### Dataset entries:

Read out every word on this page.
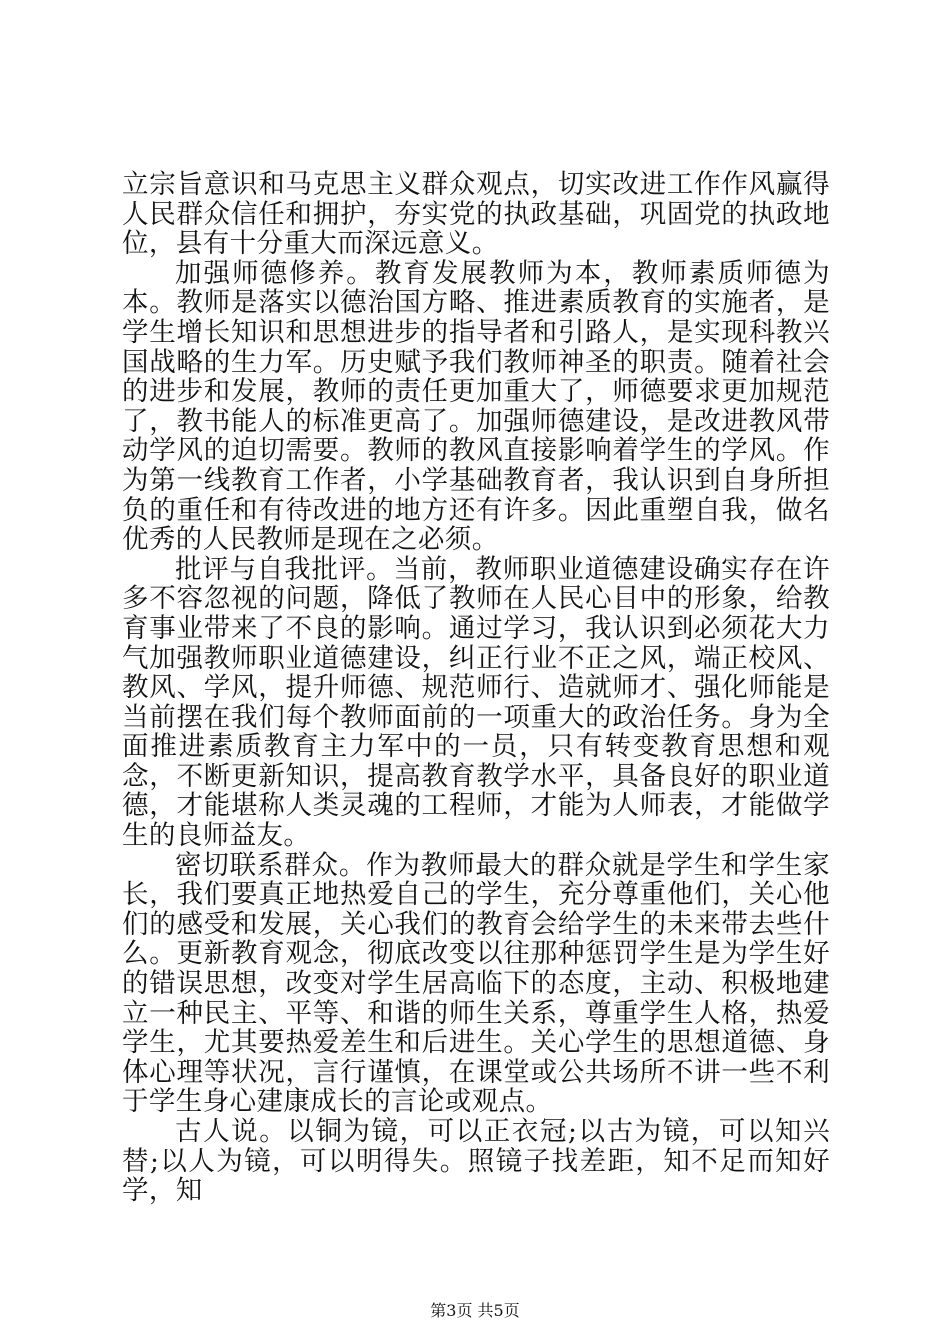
立宗旨意识和马克思主义群众观点，切实改进工作作风赢得人民群众信任和拥护，夯实党的执政基础，巩固党的执政地位，县有十分重大而深远意义。

加强师德修养。教育发展教师为本，教师素质师德为本。教师是落实以德治国方略、推进素质教育的实施者，是学生增长知识和思想进步的指导者和引路人，是实现科教兴国战略的生力军。历史赋予我们教师神圣的职责。随着社会的进步和发展，教师的责任更加重大了，师德要求更加规范了，教书能人的标准更高了。加强师德建设，是改进教风带动学风的迫切需要。教师的教风直接影响着学生的学风。作为第一线教育工作者，小学基础教育者，我认识到自身所担负的重任和有待改进的地方还有许多。因此重塑自我，做名优秀的人民教师是现在之必须。

批评与自我批评。当前，教师职业道德建设确实存在许多不容忽视的问题，降低了教师在人民心目中的形象，给教育事业带来了不良的影响。通过学习，我认识到必须花大力气加强教师职业道德建设，纠正行业不正之风，端正校风、教风、学风，提升师德、规范师行、造就师才、强化师能是当前摆在我们每个教师面前的一项重大的政治任务。身为全面推进素质教育主力军中的一员，只有转变教育思想和观念，不断更新知识，提高教育教学水平，具备良好的职业道德，才能堪称人类灵魂的工程师，才能为人师表，才能做学生的良师益友。

密切联系群众。作为教师最大的群众就是学生和学生家长，我们要真正地热爱自己的学生，充分尊重他们，关心他们的感受和发展，关心我们的教育会给学生的未来带去些什么。更新教育观念，彻底改变以往那种惩罚学生是为学生好的错误思想，改变对学生居高临下的态度，主动、积极地建立一种民主、平等、和谐的师生关系，尊重学生人格，热爱学生，尤其要热爱差生和后进生。关心学生的思想道德、身体心理等状况，言行谨慎，在课堂或公共场所不讲一些不利于学生身心建康成长的言论或观点。

古人说。以铜为镜，可以正衣冠;以古为镜，可以知兴替;以人为镜，可以明得失。照镜子找差距，知不足而知好学，知

第3页 共5页
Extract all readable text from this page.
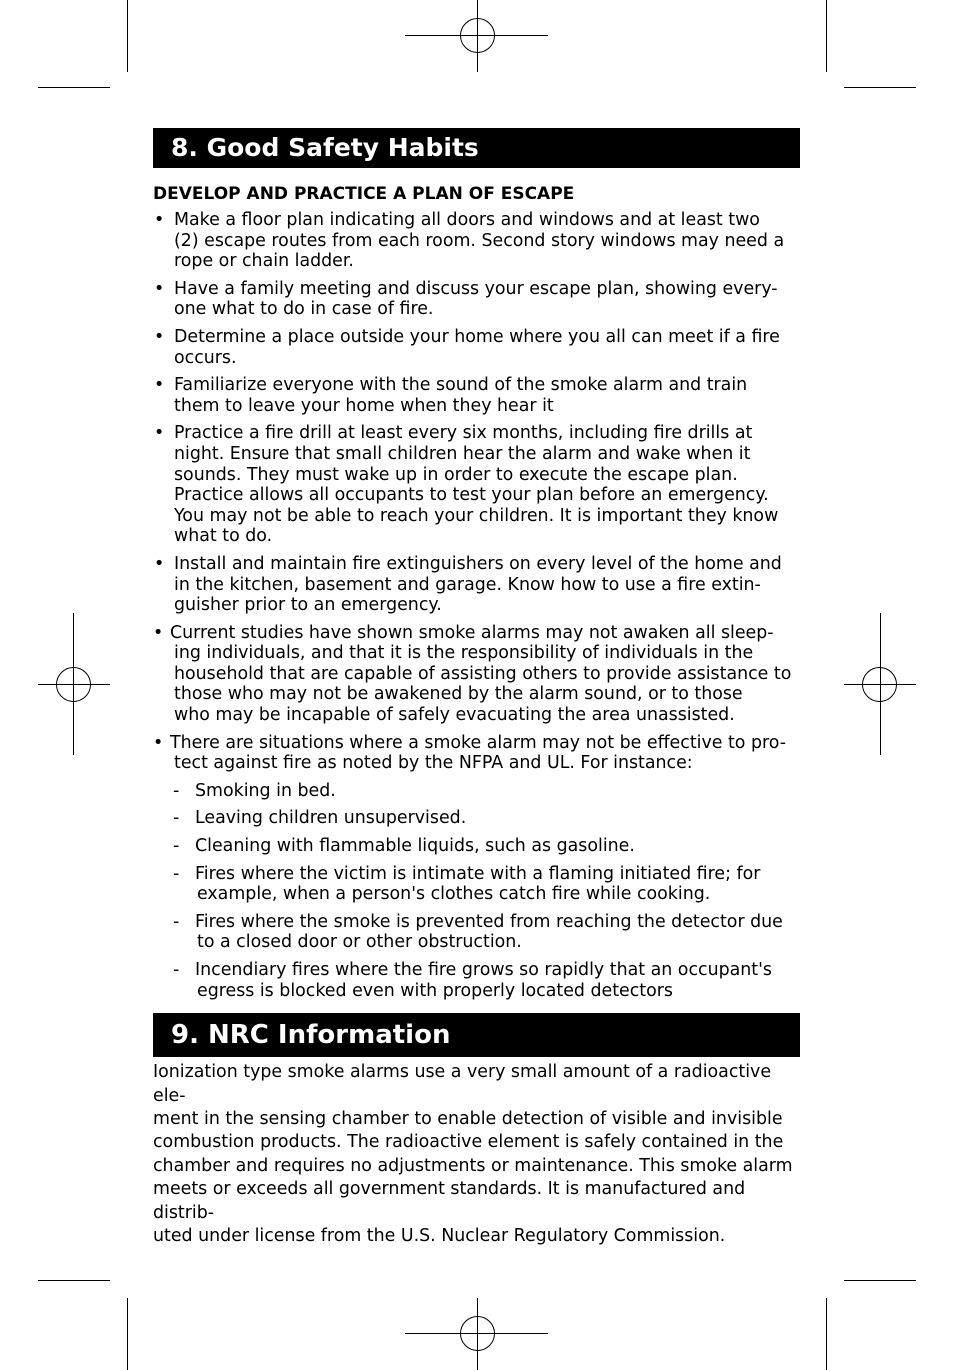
8. Good Safety Habits
DEVELOP AND PRACTICE A PLAN OF ESCAPE
• Make a floor plan indicating all doors and windows and at least two
(2) escape routes from each room. Second story windows may need a
rope or chain ladder.
• Have a family meeting and discuss your escape plan, showing every-
one what to do in case of fire.
• Determine a place outside your home where you all can meet if a fire
occurs.
• Familiarize everyone with the sound of the smoke alarm and train
them to leave your home when they hear it
• Practice a fire drill at least every six months, including fire drills at
night. Ensure that small children hear the alarm and wake when it
sounds. They must wake up in order to execute the escape plan.
Practice allows all occupants to test your plan before an emergency.
You may not be able to reach your children. It is important they know
what to do.
• Install and maintain fire extinguishers on every level of the home and
in the kitchen, basement and garage. Know how to use a fire extin-
guisher prior to an emergency.
• Current studies have shown smoke alarms may not awaken all sleep-
ing individuals, and that it is the responsibility of individuals in the
household that are capable of assisting others to provide assistance to
those who may not be awakened by the alarm sound, or to those
who may be incapable of safely evacuating the area unassisted.
• There are situations where a smoke alarm may not be effective to pro-
tect against fire as noted by the NFPA and UL. For instance:
- Smoking in bed.
- Leaving children unsupervised.
- Cleaning with flammable liquids, such as gasoline.
- Fires where the victim is intimate with a flaming initiated fire; for
example, when a person's clothes catch fire while cooking.
- Fires where the smoke is prevented from reaching the detector due
to a closed door or other obstruction.
- Incendiary fires where the fire grows so rapidly that an occupant's
egress is blocked even with properly located detectors
9. NRC Information
Ionization type smoke alarms use a very small amount of a radioactive ele-
ment in the sensing chamber to enable detection of visible and invisible
combustion products. The radioactive element is safely contained in the
chamber and requires no adjustments or maintenance. This smoke alarm
meets or exceeds all government standards. It is manufactured and distrib-
uted under license from the U.S. Nuclear Regulatory Commission.
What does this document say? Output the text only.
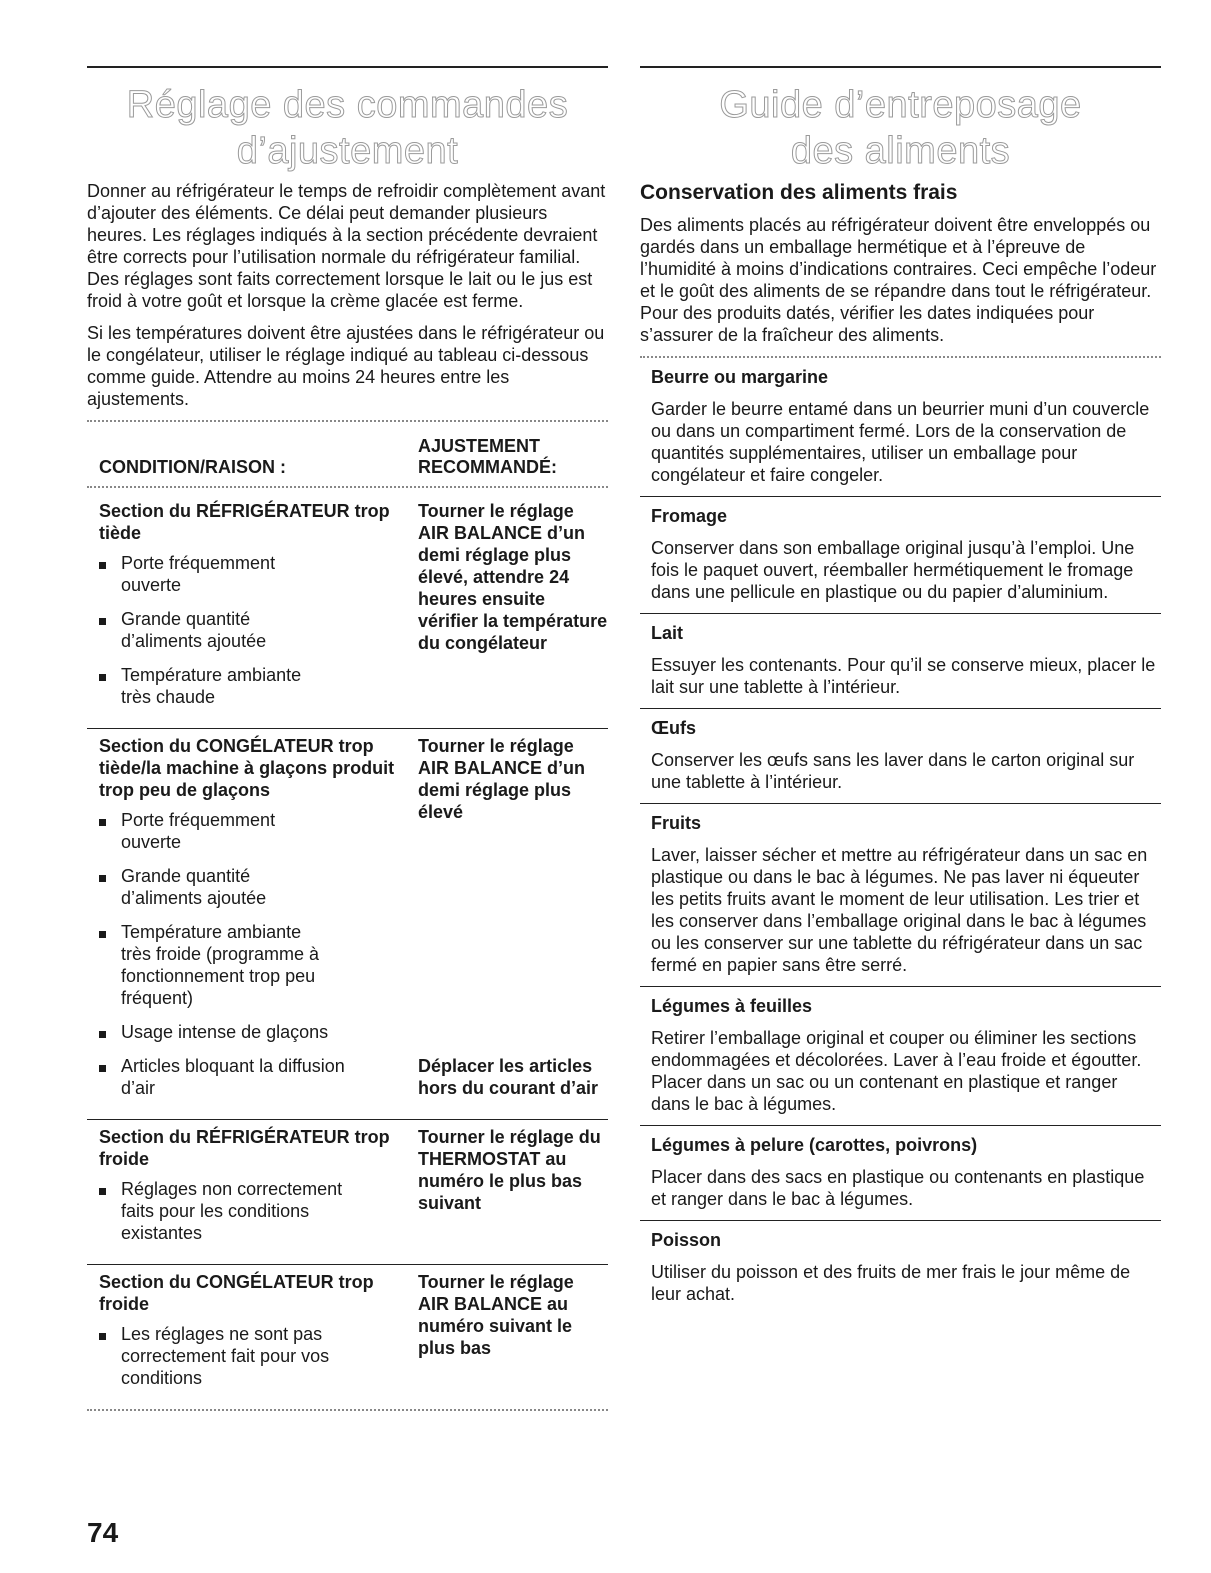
Réglage des commandes
d’ajustement

Donner au réfrigérateur le temps de refroidir complètement avant d’ajouter des éléments. Ce délai peut demander plusieurs heures. Les réglages indiqués à la section précédente devraient être corrects pour l’utilisation normale du réfrigérateur familial. Des réglages sont faits correctement lorsque le lait ou le jus est froid à votre goût et lorsque la crème glacée est ferme.

Si les températures doivent être ajustées dans le réfrigérateur ou le congélateur, utiliser le réglage indiqué au tableau ci-dessous comme guide. Attendre au moins 24 heures entre les ajustements.

CONDITION/RAISON :
AJUSTEMENT
RECOMMANDÉ:
Section du RÉFRIGÉRATEUR trop tiède
Porte fréquemment ouverte
Grande quantité d’aliments ajoutée
Température ambiante très chaude
Tourner le réglage AIR BALANCE d’un demi réglage plus élevé, attendre 24 heures ensuite vérifier la température du congélateur
Section du CONGÉLATEUR trop tiède/la machine à glaçons produit trop peu de glaçons
Porte fréquemment ouverte
Grande quantité d’aliments ajoutée
Température ambiante très froide (programme à fonctionnement trop peu fréquent)
Usage intense de glaçons
Tourner le réglage AIR BALANCE d’un demi réglage plus élevé
Articles bloquant la diffusion d’air
Déplacer les articles hors du courant d’air
Section du RÉFRIGÉRATEUR trop froide
Réglages non correctement faits pour les conditions existantes
Tourner le réglage du THERMOSTAT au numéro le plus bas suivant
Section du CONGÉLATEUR trop froide
Les réglages ne sont pas correctement fait pour vos conditions
Tourner le réglage AIR BALANCE au numéro suivant le plus bas
Guide d’entreposage
des aliments
Conservation des aliments frais

Des aliments placés au réfrigérateur doivent être enveloppés ou gardés dans un emballage hermétique et à l’épreuve de l’humidité à moins d’indications contraires. Ceci empêche l’odeur et le goût des aliments de se répandre dans tout le réfrigérateur. Pour des produits datés, vérifier les dates indiquées pour s’assurer de la fraîcheur des aliments.

Beurre ou margarine

Garder le beurre entamé dans un beurrier muni d’un couvercle ou dans un compartiment fermé. Lors de la conservation de quantités supplémentaires, utiliser un emballage pour congélateur et faire congeler.

Fromage

Conserver dans son emballage original jusqu’à l’emploi. Une fois le paquet ouvert, réemballer hermétiquement le fromage dans une pellicule en plastique ou du papier d’aluminium.

Lait

Essuyer les contenants. Pour qu’il se conserve mieux, placer le lait sur une tablette à l’intérieur.

Œufs

Conserver les œufs sans les laver dans le carton original sur une tablette à l’intérieur.

Fruits

Laver, laisser sécher et mettre au réfrigérateur dans un sac en plastique ou dans le bac à légumes. Ne pas laver ni équeuter les petits fruits avant le moment de leur utilisation. Les trier et les conserver dans l’emballage original dans le bac à légumes ou les conserver sur une tablette du réfrigérateur dans un sac fermé en papier sans être serré.

Légumes à feuilles

Retirer l’emballage original et couper ou éliminer les sections endommagées et décolorées. Laver à l’eau froide et égoutter. Placer dans un sac ou un contenant en plastique et ranger dans le bac à légumes.

Légumes à pelure (carottes, poivrons)

Placer dans des sacs en plastique ou contenants en plastique et ranger dans le bac à légumes.

Poisson

Utiliser du poisson et des fruits de mer frais le jour même de leur achat.

74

### The request:
Reproduce every line above as written, skipping pictures.

### Solution for this problem:
Read out every word on this page.
立宗旨意识和马克思主义群众观点，切实改进工作作风赢得人民群众信任和拥护，夯实党的执政基础，巩固党的执政地位，县有十分重大而深远意义。

加强师德修养。教育发展教师为本，教师素质师德为本。教师是落实以德治国方略、推进素质教育的实施者，是学生增长知识和思想进步的指导者和引路人，是实现科教兴国战略的生力军。历史赋予我们教师神圣的职责。随着社会的进步和发展，教师的责任更加重大了，师德要求更加规范了，教书能人的标准更高了。加强师德建设，是改进教风带动学风的迫切需要。教师的教风直接影响着学生的学风。作为第一线教育工作者，小学基础教育者，我认识到自身所担负的重任和有待改进的地方还有许多。因此重塑自我，做名优秀的人民教师是现在之必须。

批评与自我批评。当前，教师职业道德建设确实存在许多不容忽视的问题，降低了教师在人民心目中的形象，给教育事业带来了不良的影响。通过学习，我认识到必须花大力气加强教师职业道德建设，纠正行业不正之风，端正校风、教风、学风，提升师德、规范师行、造就师才、强化师能是当前摆在我们每个教师面前的一项重大的政治任务。身为全面推进素质教育主力军中的一员，只有转变教育思想和观念，不断更新知识，提高教育教学水平，具备良好的职业道德，才能堪称人类灵魂的工程师，才能为人师表，才能做学生的良师益友。

密切联系群众。作为教师最大的群众就是学生和学生家长，我们要真正地热爱自己的学生，充分尊重他们，关心他们的感受和发展，关心我们的教育会给学生的未来带去些什么。更新教育观念，彻底改变以往那种惩罚学生是为学生好的错误思想，改变对学生居高临下的态度，主动、积极地建立一种民主、平等、和谐的师生关系，尊重学生人格，热爱学生，尤其要热爱差生和后进生。关心学生的思想道德、身体心理等状况，言行谨慎，在课堂或公共场所不讲一些不利于学生身心建康成长的言论或观点。

古人说。以铜为镜，可以正衣冠;以古为镜，可以知兴替;以人为镜，可以明得失。照镜子找差距，知不足而知好学，知

第3页 共5页
Extract all readable text from this page.
8. Good Safety Habits
DEVELOP AND PRACTICE A PLAN OF ESCAPE
• Make a floor plan indicating all doors and windows and at least two
(2) escape routes from each room. Second story windows may need a
rope or chain ladder.
• Have a family meeting and discuss your escape plan, showing every-
one what to do in case of fire.
• Determine a place outside your home where you all can meet if a fire
occurs.
• Familiarize everyone with the sound of the smoke alarm and train
them to leave your home when they hear it
• Practice a fire drill at least every six months, including fire drills at
night. Ensure that small children hear the alarm and wake when it
sounds. They must wake up in order to execute the escape plan.
Practice allows all occupants to test your plan before an emergency.
You may not be able to reach your children. It is important they know
what to do.
• Install and maintain fire extinguishers on every level of the home and
in the kitchen, basement and garage. Know how to use a fire extin-
guisher prior to an emergency.
• Current studies have shown smoke alarms may not awaken all sleep-
ing individuals, and that it is the responsibility of individuals in the
household that are capable of assisting others to provide assistance to
those who may not be awakened by the alarm sound, or to those
who may be incapable of safely evacuating the area unassisted.
• There are situations where a smoke alarm may not be effective to pro-
tect against fire as noted by the NFPA and UL. For instance:
- Smoking in bed.
- Leaving children unsupervised.
- Cleaning with flammable liquids, such as gasoline.
- Fires where the victim is intimate with a flaming initiated fire; for
example, when a person's clothes catch fire while cooking.
- Fires where the smoke is prevented from reaching the detector due
to a closed door or other obstruction.
- Incendiary fires where the fire grows so rapidly that an occupant's
egress is blocked even with properly located detectors
9. NRC Information
Ionization type smoke alarms use a very small amount of a radioactive ele-
ment in the sensing chamber to enable detection of visible and invisible
combustion products. The radioactive element is safely contained in the
chamber and requires no adjustments or maintenance. This smoke alarm
meets or exceeds all government standards. It is manufactured and distrib-
uted under license from the U.S. Nuclear Regulatory Commission.
What does this document say? Output the text only.
Réglage des commandes
d’ajustement

Donner au réfrigérateur le temps de refroidir complètement avant d’ajouter des éléments. Ce délai peut demander plusieurs heures. Les réglages indiqués à la section précédente devraient être corrects pour l’utilisation normale du réfrigérateur familial. Des réglages sont faits correctement lorsque le lait ou le jus est froid à votre goût et lorsque la crème glacée est ferme.

Si les températures doivent être ajustées dans le réfrigérateur ou le congélateur, utiliser le réglage indiqué au tableau ci-dessous comme guide. Attendre au moins 24 heures entre les ajustements.

CONDITION/RAISON :
AJUSTEMENT
RECOMMANDÉ:
Section du RÉFRIGÉRATEUR trop tiède
Porte fréquemment ouverte
Grande quantité d’aliments ajoutée
Température ambiante très chaude
Tourner le réglage AIR BALANCE d’un demi réglage plus élevé, attendre 24 heures ensuite vérifier la température du congélateur
Section du CONGÉLATEUR trop tiède/la machine à glaçons produit trop peu de glaçons
Porte fréquemment ouverte
Grande quantité d’aliments ajoutée
Température ambiante très froide (programme à fonctionnement trop peu fréquent)
Usage intense de glaçons
Tourner le réglage AIR BALANCE d’un demi réglage plus élevé
Articles bloquant la diffusion d’air
Déplacer les articles hors du courant d’air
Section du RÉFRIGÉRATEUR trop froide
Réglages non correctement faits pour les conditions existantes
Tourner le réglage du THERMOSTAT au numéro le plus bas suivant
Section du CONGÉLATEUR trop froide
Les réglages ne sont pas correctement fait pour vos conditions
Tourner le réglage AIR BALANCE au numéro suivant le plus bas
Guide d’entreposage
des aliments
Conservation des aliments frais

Des aliments placés au réfrigérateur doivent être enveloppés ou gardés dans un emballage hermétique et à l’épreuve de l’humidité à moins d’indications contraires. Ceci empêche l’odeur et le goût des aliments de se répandre dans tout le réfrigérateur. Pour des produits datés, vérifier les dates indiquées pour s’assurer de la fraîcheur des aliments.

Beurre ou margarine

Garder le beurre entamé dans un beurrier muni d’un couvercle ou dans un compartiment fermé. Lors de la conservation de quantités supplémentaires, utiliser un emballage pour congélateur et faire congeler.

Fromage

Conserver dans son emballage original jusqu’à l’emploi. Une fois le paquet ouvert, réemballer hermétiquement le fromage dans une pellicule en plastique ou du papier d’aluminium.

Lait

Essuyer les contenants. Pour qu’il se conserve mieux, placer le lait sur une tablette à l’intérieur.

Œufs

Conserver les œufs sans les laver dans le carton original sur une tablette à l’intérieur.

Fruits

Laver, laisser sécher et mettre au réfrigérateur dans un sac en plastique ou dans le bac à légumes. Ne pas laver ni équeuter les petits fruits avant le moment de leur utilisation. Les trier et les conserver dans l’emballage original dans le bac à légumes ou les conserver sur une tablette du réfrigérateur dans un sac fermé en papier sans être serré.

Légumes à feuilles

Retirer l’emballage original et couper ou éliminer les sections endommagées et décolorées. Laver à l’eau froide et égoutter. Placer dans un sac ou un contenant en plastique et ranger dans le bac à légumes.

Légumes à pelure (carottes, poivrons)

Placer dans des sacs en plastique ou contenants en plastique et ranger dans le bac à légumes.

Poisson

Utiliser du poisson et des fruits de mer frais le jour même de leur achat.

74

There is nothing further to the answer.